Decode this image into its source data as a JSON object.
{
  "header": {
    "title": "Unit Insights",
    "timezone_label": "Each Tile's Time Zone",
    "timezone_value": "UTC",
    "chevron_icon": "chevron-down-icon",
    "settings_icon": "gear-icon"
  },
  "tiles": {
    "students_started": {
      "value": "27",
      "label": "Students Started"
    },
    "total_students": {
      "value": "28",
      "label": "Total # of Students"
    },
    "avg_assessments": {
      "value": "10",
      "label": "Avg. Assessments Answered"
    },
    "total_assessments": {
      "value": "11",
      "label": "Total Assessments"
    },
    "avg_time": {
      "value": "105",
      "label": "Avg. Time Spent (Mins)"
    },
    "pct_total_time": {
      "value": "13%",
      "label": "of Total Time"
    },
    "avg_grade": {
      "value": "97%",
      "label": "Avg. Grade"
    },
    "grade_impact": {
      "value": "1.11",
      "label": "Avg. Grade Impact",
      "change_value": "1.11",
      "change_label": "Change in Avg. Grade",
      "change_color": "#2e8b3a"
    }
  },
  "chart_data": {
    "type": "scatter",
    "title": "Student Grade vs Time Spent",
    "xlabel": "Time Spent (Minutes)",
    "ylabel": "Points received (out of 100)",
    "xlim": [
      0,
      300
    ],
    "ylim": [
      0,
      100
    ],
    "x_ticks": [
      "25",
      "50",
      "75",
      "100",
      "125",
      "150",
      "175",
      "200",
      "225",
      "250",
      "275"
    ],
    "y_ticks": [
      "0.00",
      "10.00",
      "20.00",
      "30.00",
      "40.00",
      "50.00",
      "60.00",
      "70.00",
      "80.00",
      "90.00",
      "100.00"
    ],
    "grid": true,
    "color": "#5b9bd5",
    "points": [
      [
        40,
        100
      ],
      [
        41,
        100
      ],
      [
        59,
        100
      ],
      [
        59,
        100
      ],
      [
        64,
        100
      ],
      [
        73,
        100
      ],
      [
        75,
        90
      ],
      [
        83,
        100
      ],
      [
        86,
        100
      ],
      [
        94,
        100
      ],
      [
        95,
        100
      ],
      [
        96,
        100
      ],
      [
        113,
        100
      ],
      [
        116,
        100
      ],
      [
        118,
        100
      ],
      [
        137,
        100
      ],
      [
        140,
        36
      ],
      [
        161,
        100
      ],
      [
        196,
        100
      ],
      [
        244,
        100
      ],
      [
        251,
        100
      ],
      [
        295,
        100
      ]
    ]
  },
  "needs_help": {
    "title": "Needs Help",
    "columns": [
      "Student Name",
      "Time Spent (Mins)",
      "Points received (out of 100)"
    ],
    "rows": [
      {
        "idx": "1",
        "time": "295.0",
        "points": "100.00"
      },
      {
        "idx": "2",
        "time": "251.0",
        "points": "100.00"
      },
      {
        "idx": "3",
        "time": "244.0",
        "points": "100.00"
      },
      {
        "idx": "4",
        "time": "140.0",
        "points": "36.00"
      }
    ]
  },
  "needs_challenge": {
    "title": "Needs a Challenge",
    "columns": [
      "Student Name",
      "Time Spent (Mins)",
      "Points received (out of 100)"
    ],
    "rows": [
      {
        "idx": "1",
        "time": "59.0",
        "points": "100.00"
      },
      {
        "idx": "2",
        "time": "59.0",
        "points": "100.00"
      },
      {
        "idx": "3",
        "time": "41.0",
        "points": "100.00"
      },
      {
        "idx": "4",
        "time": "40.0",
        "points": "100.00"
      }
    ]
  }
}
* * *
| Objective |
Print back all the lines verbatim.

| Complete output |
Decode this image into its source data as a JSON object.
{
  "header": {
    "title": "Unit Insights",
    "timezone_label": "Each Tile's Time Zone",
    "timezone_value": "UTC",
    "chevron_icon": "chevron-down-icon",
    "settings_icon": "gear-icon"
  },
  "tiles": {
    "students_started": {
      "value": "27",
      "label": "Students Started"
    },
    "total_students": {
      "value": "28",
      "label": "Total # of Students"
    },
    "avg_assessments": {
      "value": "10",
      "label": "Avg. Assessments Answered"
    },
    "total_assessments": {
      "value": "11",
      "label": "Total Assessments"
    },
    "avg_time": {
      "value": "105",
      "label": "Avg. Time Spent (Mins)"
    },
    "pct_total_time": {
      "value": "13%",
      "label": "of Total Time"
    },
    "avg_grade": {
      "value": "97%",
      "label": "Avg. Grade"
    },
    "grade_impact": {
      "value": "1.11",
      "label": "Avg. Grade Impact",
      "change_value": "1.11",
      "change_label": "Change in Avg. Grade",
      "change_color": "#2e8b3a"
    }
  },
  "chart_data": {
    "type": "scatter",
    "title": "Student Grade vs Time Spent",
    "xlabel": "Time Spent (Minutes)",
    "ylabel": "Points received (out of 100)",
    "xlim": [
      0,
      300
    ],
    "ylim": [
      0,
      100
    ],
    "x_ticks": [
      "25",
      "50",
      "75",
      "100",
      "125",
      "150",
      "175",
      "200",
      "225",
      "250",
      "275"
    ],
    "y_ticks": [
      "0.00",
      "10.00",
      "20.00",
      "30.00",
      "40.00",
      "50.00",
      "60.00",
      "70.00",
      "80.00",
      "90.00",
      "100.00"
    ],
    "grid": true,
    "color": "#5b9bd5",
    "points": [
      [
        40,
        100
      ],
      [
        41,
        100
      ],
      [
        59,
        100
      ],
      [
        59,
        100
      ],
      [
        64,
        100
      ],
      [
        73,
        100
      ],
      [
        75,
        90
      ],
      [
        83,
        100
      ],
      [
        86,
        100
      ],
      [
        94,
        100
      ],
      [
        95,
        100
      ],
      [
        96,
        100
      ],
      [
        113,
        100
      ],
      [
        116,
        100
      ],
      [
        118,
        100
      ],
      [
        137,
        100
      ],
      [
        140,
        36
      ],
      [
        161,
        100
      ],
      [
        196,
        100
      ],
      [
        244,
        100
      ],
      [
        251,
        100
      ],
      [
        295,
        100
      ]
    ]
  },
  "needs_help": {
    "title": "Needs Help",
    "columns": [
      "Student Name",
      "Time Spent (Mins)",
      "Points received (out of 100)"
    ],
    "rows": [
      {
        "idx": "1",
        "time": "295.0",
        "points": "100.00"
      },
      {
        "idx": "2",
        "time": "251.0",
        "points": "100.00"
      },
      {
        "idx": "3",
        "time": "244.0",
        "points": "100.00"
      },
      {
        "idx": "4",
        "time": "140.0",
        "points": "36.00"
      }
    ]
  },
  "needs_challenge": {
    "title": "Needs a Challenge",
    "columns": [
      "Student Name",
      "Time Spent (Mins)",
      "Points received (out of 100)"
    ],
    "rows": [
      {
        "idx": "1",
        "time": "59.0",
        "points": "100.00"
      },
      {
        "idx": "2",
        "time": "59.0",
        "points": "100.00"
      },
      {
        "idx": "3",
        "time": "41.0",
        "points": "100.00"
      },
      {
        "idx": "4",
        "time": "40.0",
        "points": "100.00"
      }
    ]
  }
}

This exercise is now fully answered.